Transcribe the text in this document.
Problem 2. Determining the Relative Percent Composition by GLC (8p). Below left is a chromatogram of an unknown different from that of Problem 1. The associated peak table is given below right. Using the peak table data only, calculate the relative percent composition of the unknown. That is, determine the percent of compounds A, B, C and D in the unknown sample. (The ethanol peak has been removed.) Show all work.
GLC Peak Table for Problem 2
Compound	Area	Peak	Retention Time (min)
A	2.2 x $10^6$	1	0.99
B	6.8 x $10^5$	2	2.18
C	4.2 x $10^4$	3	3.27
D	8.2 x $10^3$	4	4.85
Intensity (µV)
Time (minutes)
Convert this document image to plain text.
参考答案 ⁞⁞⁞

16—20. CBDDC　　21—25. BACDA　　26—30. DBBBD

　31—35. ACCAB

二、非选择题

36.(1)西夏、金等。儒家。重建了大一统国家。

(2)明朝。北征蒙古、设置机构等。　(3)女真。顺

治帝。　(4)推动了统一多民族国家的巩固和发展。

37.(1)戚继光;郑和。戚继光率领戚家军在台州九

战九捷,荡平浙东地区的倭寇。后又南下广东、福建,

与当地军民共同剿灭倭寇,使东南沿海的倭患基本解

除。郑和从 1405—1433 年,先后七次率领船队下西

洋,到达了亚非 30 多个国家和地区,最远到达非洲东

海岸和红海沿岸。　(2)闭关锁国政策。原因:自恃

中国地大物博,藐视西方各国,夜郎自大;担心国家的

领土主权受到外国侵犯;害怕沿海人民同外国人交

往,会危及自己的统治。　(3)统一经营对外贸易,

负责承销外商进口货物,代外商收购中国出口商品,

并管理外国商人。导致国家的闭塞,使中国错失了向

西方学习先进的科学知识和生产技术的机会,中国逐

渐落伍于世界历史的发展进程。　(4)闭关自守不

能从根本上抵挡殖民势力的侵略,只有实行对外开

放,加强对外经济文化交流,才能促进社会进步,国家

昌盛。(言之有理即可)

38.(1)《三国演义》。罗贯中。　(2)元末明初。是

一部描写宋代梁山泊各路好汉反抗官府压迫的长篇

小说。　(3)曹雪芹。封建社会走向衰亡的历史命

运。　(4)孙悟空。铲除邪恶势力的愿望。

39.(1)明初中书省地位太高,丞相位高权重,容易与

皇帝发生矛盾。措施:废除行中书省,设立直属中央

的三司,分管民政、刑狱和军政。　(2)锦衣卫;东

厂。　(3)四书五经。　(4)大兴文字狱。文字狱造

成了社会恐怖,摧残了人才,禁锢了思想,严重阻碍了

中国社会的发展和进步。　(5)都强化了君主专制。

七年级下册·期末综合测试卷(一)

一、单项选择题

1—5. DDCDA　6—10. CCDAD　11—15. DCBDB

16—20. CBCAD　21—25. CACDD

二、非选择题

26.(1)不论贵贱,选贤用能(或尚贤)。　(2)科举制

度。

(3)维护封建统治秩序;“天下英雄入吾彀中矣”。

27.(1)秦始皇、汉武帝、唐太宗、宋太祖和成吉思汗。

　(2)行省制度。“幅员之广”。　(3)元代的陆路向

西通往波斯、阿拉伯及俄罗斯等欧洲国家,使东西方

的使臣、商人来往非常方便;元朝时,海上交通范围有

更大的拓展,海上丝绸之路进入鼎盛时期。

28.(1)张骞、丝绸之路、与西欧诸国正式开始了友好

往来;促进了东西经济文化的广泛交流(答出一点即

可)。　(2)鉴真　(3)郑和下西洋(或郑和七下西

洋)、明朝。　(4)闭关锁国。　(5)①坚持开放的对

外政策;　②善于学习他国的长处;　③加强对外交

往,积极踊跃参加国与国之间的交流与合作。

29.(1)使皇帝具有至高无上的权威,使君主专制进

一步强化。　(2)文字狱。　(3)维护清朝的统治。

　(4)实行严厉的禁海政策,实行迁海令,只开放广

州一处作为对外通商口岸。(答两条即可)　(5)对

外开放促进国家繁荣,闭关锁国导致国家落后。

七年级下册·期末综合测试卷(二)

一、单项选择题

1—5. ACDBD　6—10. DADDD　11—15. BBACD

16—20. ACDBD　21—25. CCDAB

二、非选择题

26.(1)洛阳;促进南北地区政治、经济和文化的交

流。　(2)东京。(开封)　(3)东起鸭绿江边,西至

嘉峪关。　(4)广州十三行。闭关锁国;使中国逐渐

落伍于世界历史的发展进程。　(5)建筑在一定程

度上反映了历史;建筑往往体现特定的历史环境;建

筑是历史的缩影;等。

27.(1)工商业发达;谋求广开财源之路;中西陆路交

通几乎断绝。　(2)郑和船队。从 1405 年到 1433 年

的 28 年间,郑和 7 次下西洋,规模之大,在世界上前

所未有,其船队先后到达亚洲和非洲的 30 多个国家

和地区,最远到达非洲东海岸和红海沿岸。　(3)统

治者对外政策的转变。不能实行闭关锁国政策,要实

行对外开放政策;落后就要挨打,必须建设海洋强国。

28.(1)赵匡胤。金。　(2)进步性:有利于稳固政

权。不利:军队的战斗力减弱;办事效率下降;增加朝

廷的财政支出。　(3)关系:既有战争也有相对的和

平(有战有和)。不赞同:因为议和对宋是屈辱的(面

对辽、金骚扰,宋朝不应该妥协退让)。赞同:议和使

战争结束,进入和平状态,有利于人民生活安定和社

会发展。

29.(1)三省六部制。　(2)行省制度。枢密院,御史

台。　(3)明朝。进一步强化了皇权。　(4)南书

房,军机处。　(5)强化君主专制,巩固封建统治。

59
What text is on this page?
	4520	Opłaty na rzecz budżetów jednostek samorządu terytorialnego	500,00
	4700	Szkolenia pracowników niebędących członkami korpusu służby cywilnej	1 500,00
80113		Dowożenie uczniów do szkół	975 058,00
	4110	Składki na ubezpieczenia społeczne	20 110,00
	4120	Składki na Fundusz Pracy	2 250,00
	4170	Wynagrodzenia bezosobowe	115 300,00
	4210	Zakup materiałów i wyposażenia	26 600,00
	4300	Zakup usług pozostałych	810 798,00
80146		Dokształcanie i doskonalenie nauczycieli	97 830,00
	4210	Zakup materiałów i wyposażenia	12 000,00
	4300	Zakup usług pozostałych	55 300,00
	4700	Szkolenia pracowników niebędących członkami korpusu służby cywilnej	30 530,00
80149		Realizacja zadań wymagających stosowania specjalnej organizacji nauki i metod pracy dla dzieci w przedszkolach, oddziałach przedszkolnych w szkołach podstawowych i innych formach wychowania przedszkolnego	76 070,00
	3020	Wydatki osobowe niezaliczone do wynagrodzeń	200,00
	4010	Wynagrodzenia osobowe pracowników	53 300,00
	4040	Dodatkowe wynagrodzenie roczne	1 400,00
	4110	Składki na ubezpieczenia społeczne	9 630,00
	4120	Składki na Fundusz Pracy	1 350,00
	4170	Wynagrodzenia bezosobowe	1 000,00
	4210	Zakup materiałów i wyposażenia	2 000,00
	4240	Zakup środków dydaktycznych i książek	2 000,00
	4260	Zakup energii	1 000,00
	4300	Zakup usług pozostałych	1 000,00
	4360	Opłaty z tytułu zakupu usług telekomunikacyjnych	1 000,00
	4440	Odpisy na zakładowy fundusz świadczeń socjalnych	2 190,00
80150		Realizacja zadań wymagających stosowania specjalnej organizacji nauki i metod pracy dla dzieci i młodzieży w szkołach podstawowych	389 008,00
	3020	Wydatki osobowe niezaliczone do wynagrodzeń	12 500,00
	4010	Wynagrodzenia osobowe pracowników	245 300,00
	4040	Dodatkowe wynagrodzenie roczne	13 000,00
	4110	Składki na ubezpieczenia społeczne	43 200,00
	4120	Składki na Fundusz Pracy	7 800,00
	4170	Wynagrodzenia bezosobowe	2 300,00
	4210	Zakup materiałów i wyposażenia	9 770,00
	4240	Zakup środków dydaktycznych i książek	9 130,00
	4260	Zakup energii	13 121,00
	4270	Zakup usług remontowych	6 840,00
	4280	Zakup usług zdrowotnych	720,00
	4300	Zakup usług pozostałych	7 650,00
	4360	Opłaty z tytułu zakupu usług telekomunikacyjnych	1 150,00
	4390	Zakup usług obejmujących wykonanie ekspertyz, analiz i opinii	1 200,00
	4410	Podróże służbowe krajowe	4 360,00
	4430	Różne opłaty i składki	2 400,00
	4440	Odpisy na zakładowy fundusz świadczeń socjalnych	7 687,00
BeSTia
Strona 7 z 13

* _What this task involves_
Filter the entries above down to the lines containing the word "podstawowych".

* _The reply_
80149		Realizacja zadań wymagających stosowania specjalnej organizacji nauki i metod pracy dla dzieci w przedszkolach, oddziałach przedszkolnych w szkołach podstawowych i innych formach wychowania przedszkolnego	76 070,00
80150		Realizacja zadań wymagających stosowania specjalnej organizacji nauki i metod pracy dla dzieci i młodzieży w szkołach podstawowych	389 008,00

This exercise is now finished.